-- start --

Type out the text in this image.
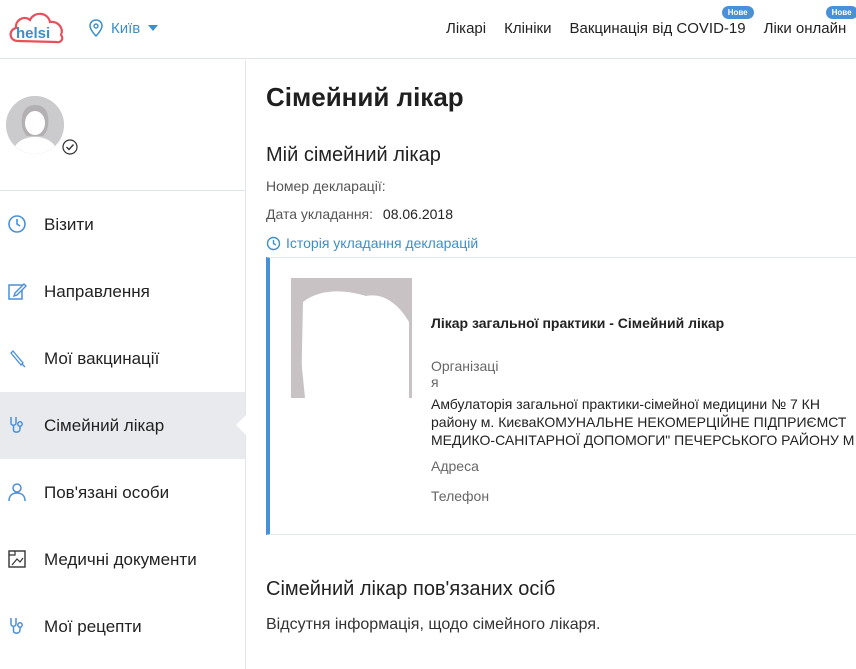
helsi	Київ	Лікарі Клініки Вакцинація від COVID-19
Нове
Ліки онлайн
Нове
Візити
Направлення
Мої вакцинації
Сімейний лікар
Пов'язані особи
Медичні документи
Мої рецепти
Сімейний лікар
Мій сімейний лікар
Номер декларації:
Дата укладання: 08.06.2018
Історія укладання декларацій
Лікар загальної практики - Сімейний лікар
Організаці
я
Амбулаторія загальної практики-сімейної медицини № 7 КН
району м. КиєваКОМУНАЛЬНЕ НЕКОМЕРЦІЙНЕ ПІДПРИЄМСТ
МЕДИКО-САНІТАРНОЇ ДОПОМОГИ" ПЕЧЕРСЬКОГО РАЙОНУ М
Адреса
Телефон
Сімейний лікар пов'язаних осіб
Відсутня інформація, щодо сімейного лікаря.
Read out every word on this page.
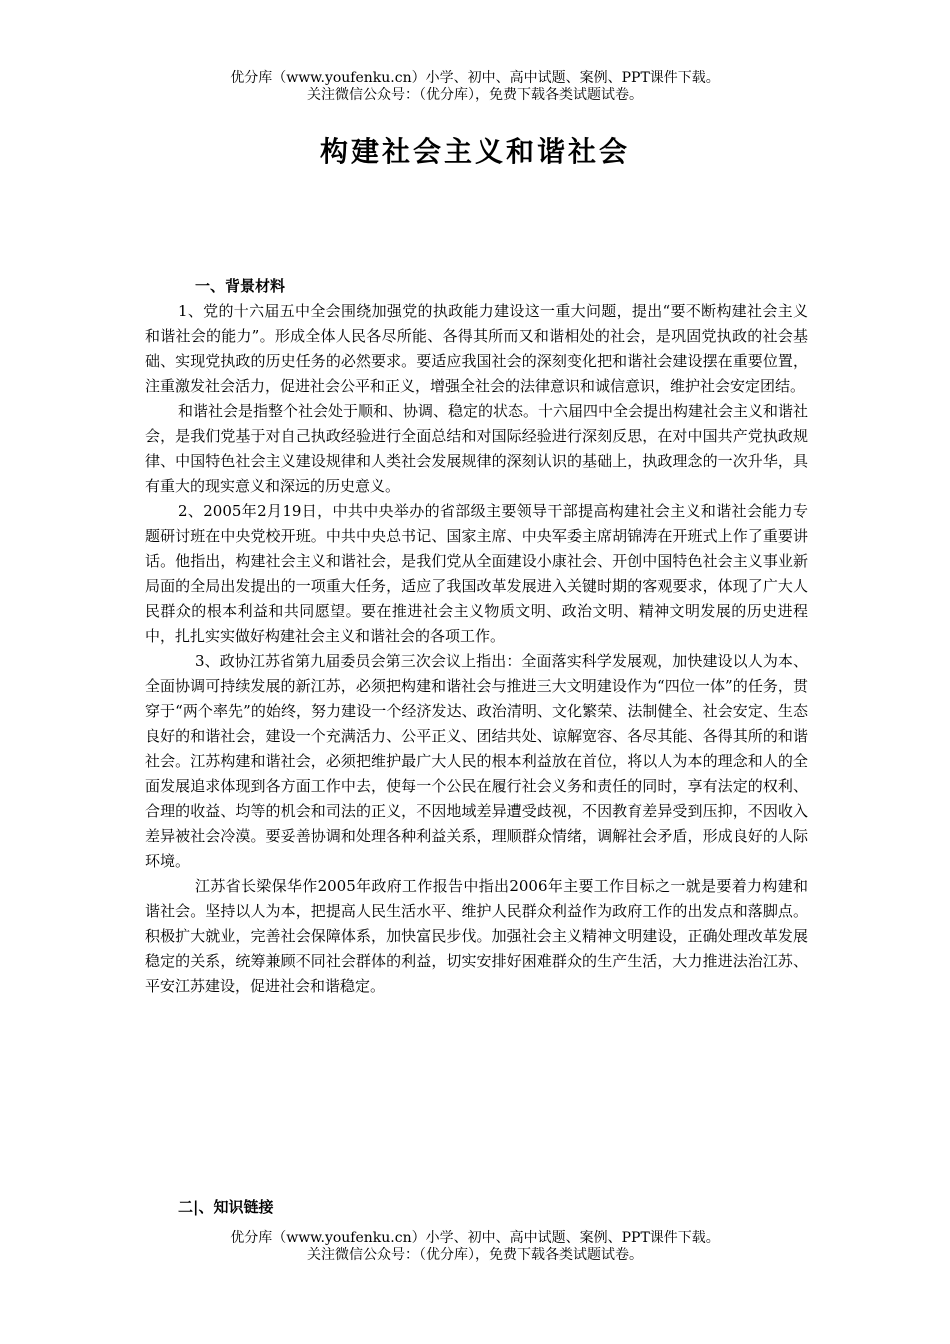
优分库（www.youfenku.cn）小学、初中、高中试题、案例、PPT课件下载。
关注微信公众号：（优分库），免费下载各类试题试卷。
构建社会主义和谐社会

一、背景材料

1、党的十六届五中全会围绕加强党的执政能力建设这一重大问题，提出“要不断构建社会主义和谐社会的能力”。形成全体人民各尽所能、各得其所而又和谐相处的社会，是巩固党执政的社会基础、实现党执政的历史任务的必然要求。要适应我国社会的深刻变化把和谐社会建设摆在重要位置，注重激发社会活力，促进社会公平和正义，增强全社会的法律意识和诚信意识，维护社会安定团结。

和谐社会是指整个社会处于顺和、协调、稳定的状态。十六届四中全会提出构建社会主义和谐社会，是我们党基于对自己执政经验进行全面总结和对国际经验进行深刻反思，在对中国共产党执政规律、中国特色社会主义建设规律和人类社会发展规律的深刻认识的基础上，执政理念的一次升华，具有重大的现实意义和深远的历史意义。

2、2005年2月19日，中共中央举办的省部级主要领导干部提高构建社会主义和谐社会能力专题研讨班在中央党校开班。中共中央总书记、国家主席、中央军委主席胡锦涛在开班式上作了重要讲话。他指出，构建社会主义和谐社会，是我们党从全面建设小康社会、开创中国特色社会主义事业新局面的全局出发提出的一项重大任务，适应了我国改革发展进入关键时期的客观要求，体现了广大人民群众的根本利益和共同愿望。要在推进社会主义物质文明、政治文明、精神文明发展的历史进程中，扎扎实实做好构建社会主义和谐社会的各项工作。

3、政协江苏省第九届委员会第三次会议上指出：全面落实科学发展观，加快建设以人为本、全面协调可持续发展的新江苏，必须把构建和谐社会与推进三大文明建设作为“四位一体”的任务，贯穿于“两个率先”的始终，努力建设一个经济发达、政治清明、文化繁荣、法制健全、社会安定、生态良好的和谐社会，建设一个充满活力、公平正义、团结共处、谅解宽容、各尽其能、各得其所的和谐社会。江苏构建和谐社会，必须把维护最广大人民的根本利益放在首位，将以人为本的理念和人的全面发展追求体现到各方面工作中去，使每一个公民在履行社会义务和责任的同时，享有法定的权利、合理的收益、均等的机会和司法的正义，不因地域差异遭受歧视，不因教育差异受到压抑，不因收入差异被社会冷漠。要妥善协调和处理各种利益关系，理顺群众情绪，调解社会矛盾，形成良好的人际环境。

江苏省长梁保华作2005年政府工作报告中指出2006年主要工作目标之一就是要着力构建和谐社会。坚持以人为本，把提高人民生活水平、维护人民群众利益作为政府工作的出发点和落脚点。积极扩大就业，完善社会保障体系，加快富民步伐。加强社会主义精神文明建设，正确处理改革发展稳定的关系，统筹兼顾不同社会群体的利益，切实安排好困难群众的生产生活，大力推进法治江苏、平安江苏建设，促进社会和谐稳定。

二|、知识链接
优分库（www.youfenku.cn）小学、初中、高中试题、案例、PPT课件下载。
关注微信公众号：（优分库），免费下载各类试题试卷。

-- end --

TASK DESCRIPTION: Copy all lines from the material that hold "this".

CORRECT RESULT:
Type out the text in this image.
Read out every word on this page.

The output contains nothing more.